Requirements: Write down each entry again, exactly as it reads.

[begin Supplied entries]

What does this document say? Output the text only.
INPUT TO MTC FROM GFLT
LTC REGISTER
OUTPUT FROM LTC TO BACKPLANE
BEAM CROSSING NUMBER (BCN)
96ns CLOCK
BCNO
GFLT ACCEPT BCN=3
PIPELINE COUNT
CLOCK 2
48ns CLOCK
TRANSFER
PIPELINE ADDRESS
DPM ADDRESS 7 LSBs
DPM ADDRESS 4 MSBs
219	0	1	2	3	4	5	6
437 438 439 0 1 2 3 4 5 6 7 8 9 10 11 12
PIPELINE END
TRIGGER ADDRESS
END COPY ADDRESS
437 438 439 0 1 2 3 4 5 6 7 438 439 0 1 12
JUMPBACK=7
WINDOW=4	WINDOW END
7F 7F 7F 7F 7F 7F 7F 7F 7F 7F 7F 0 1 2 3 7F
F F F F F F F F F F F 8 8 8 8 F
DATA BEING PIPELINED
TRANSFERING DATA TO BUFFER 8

[end Supplied entries]

Result of the task:
What does this document say? Output the text only.
INPUT TO MTC FROM GFLT
LTC REGISTER
OUTPUT FROM LTC TO BACKPLANE
BEAM CROSSING NUMBER (BCN)
96ns CLOCK
BCNO
GFLT ACCEPT BCN=3
PIPELINE COUNT
CLOCK 2
48ns CLOCK
TRANSFER
PIPELINE ADDRESS
DPM ADDRESS 7 LSBs
DPM ADDRESS 4 MSBs
219	0	1	2	3	4	5	6
437 438 439 0 1 2 3 4 5 6 7 8 9 10 11 12
PIPELINE END
TRIGGER ADDRESS
END COPY ADDRESS
437 438 439 0 1 2 3 4 5 6 7 438 439 0 1 12
JUMPBACK=7
WINDOW=4	WINDOW END
7F 7F 7F 7F 7F 7F 7F 7F 7F 7F 7F 0 1 2 3 7F
F F F F F F F F F F F 8 8 8 8 F
DATA BEING PIPELINED
TRANSFERING DATA TO BUFFER 8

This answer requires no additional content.